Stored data
## START
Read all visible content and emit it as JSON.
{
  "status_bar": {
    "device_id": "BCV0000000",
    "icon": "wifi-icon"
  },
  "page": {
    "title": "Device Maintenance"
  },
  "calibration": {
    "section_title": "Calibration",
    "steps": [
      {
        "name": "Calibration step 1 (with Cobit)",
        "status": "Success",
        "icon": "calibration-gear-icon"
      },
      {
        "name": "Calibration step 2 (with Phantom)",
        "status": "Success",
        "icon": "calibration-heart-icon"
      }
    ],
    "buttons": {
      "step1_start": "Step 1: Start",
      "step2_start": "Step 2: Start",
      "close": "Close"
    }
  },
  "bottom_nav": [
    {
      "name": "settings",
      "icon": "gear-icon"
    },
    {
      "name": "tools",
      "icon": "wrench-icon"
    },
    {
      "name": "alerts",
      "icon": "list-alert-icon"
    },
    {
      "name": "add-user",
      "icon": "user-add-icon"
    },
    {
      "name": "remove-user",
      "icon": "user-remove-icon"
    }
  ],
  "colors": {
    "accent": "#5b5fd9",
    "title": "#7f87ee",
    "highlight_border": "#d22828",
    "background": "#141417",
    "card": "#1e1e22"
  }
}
## END
Retype the material in full. Each word must match.

Read all visible content and emit it as JSON.
{
  "status_bar": {
    "device_id": "BCV0000000",
    "icon": "wifi-icon"
  },
  "page": {
    "title": "Device Maintenance"
  },
  "calibration": {
    "section_title": "Calibration",
    "steps": [
      {
        "name": "Calibration step 1 (with Cobit)",
        "status": "Success",
        "icon": "calibration-gear-icon"
      },
      {
        "name": "Calibration step 2 (with Phantom)",
        "status": "Success",
        "icon": "calibration-heart-icon"
      }
    ],
    "buttons": {
      "step1_start": "Step 1: Start",
      "step2_start": "Step 2: Start",
      "close": "Close"
    }
  },
  "bottom_nav": [
    {
      "name": "settings",
      "icon": "gear-icon"
    },
    {
      "name": "tools",
      "icon": "wrench-icon"
    },
    {
      "name": "alerts",
      "icon": "list-alert-icon"
    },
    {
      "name": "add-user",
      "icon": "user-add-icon"
    },
    {
      "name": "remove-user",
      "icon": "user-remove-icon"
    }
  ],
  "colors": {
    "accent": "#5b5fd9",
    "title": "#7f87ee",
    "highlight_border": "#d22828",
    "background": "#141417",
    "card": "#1e1e22"
  }
}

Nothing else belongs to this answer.